--- WHAT IS NEEDED ---
Locate all lines with the word "Points" and copy them out.

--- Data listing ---
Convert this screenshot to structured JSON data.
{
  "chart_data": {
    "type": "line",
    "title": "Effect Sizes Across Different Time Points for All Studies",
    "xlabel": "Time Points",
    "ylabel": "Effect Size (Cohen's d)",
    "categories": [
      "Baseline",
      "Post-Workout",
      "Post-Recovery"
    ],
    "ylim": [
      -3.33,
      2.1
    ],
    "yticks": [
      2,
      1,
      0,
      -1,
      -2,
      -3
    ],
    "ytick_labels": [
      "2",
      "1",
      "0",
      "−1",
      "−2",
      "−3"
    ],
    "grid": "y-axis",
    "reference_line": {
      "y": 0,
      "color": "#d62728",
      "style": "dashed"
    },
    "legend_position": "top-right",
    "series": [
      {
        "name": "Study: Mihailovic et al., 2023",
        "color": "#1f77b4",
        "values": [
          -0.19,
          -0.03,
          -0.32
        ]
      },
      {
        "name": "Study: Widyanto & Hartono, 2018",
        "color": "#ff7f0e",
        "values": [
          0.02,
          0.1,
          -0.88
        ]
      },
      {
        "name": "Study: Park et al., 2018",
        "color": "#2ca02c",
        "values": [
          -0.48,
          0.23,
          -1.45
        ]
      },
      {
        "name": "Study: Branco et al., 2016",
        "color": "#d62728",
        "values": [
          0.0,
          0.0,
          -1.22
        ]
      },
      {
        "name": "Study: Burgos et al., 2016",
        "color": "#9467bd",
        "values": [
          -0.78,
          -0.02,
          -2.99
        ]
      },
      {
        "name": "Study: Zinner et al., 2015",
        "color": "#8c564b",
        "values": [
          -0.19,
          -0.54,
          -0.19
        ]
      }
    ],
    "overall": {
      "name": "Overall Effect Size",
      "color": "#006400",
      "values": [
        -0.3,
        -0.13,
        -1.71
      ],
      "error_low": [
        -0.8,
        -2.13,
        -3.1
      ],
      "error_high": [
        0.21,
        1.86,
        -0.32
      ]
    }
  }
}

--- COMPLETED EXERCISE ---
    "title": "Effect Sizes Across Different Time Points for All Studies",
    "xlabel": "Time Points",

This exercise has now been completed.